__Dataset excerpts__:
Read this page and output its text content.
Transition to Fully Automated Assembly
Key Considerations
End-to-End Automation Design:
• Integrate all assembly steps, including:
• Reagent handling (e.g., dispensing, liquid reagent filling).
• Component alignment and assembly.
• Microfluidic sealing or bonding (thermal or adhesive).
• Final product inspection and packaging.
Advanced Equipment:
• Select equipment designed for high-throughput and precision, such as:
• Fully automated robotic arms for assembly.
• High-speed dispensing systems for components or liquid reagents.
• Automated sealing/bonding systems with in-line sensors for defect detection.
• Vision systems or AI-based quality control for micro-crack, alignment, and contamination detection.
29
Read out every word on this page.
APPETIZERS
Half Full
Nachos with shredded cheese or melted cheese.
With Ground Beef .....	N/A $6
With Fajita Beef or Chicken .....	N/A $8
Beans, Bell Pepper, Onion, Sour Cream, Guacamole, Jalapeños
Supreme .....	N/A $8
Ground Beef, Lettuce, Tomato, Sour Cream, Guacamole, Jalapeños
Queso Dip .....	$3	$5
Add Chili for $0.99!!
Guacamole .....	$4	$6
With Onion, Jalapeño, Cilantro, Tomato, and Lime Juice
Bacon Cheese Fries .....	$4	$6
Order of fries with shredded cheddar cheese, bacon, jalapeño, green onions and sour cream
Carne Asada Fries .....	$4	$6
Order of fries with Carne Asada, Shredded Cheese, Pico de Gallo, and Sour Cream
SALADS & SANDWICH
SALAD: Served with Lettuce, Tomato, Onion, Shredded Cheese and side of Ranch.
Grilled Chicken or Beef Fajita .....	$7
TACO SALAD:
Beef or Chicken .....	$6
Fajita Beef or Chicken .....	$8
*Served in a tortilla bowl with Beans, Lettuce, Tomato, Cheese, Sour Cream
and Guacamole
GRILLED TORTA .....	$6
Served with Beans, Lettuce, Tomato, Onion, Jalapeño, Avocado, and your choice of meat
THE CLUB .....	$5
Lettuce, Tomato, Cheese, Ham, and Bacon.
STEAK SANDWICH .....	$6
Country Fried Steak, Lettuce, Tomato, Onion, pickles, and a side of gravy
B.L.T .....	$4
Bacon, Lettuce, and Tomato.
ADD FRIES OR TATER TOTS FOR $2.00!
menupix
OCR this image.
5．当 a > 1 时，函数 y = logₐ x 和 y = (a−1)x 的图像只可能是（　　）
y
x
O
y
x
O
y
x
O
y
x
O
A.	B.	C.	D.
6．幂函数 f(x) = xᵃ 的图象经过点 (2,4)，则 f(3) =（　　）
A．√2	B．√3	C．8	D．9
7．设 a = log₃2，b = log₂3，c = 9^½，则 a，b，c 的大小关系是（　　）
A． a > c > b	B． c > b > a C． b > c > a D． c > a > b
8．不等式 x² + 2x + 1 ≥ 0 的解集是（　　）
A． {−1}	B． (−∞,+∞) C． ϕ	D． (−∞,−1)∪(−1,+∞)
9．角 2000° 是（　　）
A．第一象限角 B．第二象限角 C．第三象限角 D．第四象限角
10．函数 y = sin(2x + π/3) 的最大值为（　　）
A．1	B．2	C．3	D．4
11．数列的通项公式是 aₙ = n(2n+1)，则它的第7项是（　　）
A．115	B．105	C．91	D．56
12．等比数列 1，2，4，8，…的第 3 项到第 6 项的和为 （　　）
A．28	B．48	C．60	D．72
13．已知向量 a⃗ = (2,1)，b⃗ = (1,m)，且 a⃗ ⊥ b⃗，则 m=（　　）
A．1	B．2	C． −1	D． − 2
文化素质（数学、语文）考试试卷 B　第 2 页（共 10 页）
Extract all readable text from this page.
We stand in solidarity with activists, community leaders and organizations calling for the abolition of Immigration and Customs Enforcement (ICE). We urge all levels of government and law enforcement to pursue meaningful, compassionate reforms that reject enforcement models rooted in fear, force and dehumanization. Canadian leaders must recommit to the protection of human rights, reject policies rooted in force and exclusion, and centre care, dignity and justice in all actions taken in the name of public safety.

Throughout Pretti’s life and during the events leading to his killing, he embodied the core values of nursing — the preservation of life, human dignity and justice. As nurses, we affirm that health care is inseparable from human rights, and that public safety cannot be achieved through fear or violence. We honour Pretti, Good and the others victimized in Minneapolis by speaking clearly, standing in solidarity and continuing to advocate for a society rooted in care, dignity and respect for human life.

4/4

__Description of the task__: Which lines hold the word "sealing"? Copy each of them from the records.

__Written solution__:
• Microfluidic sealing or bonding (thermal or adhesive).
• Automated sealing/bonding systems with in-line sensors for defect detection.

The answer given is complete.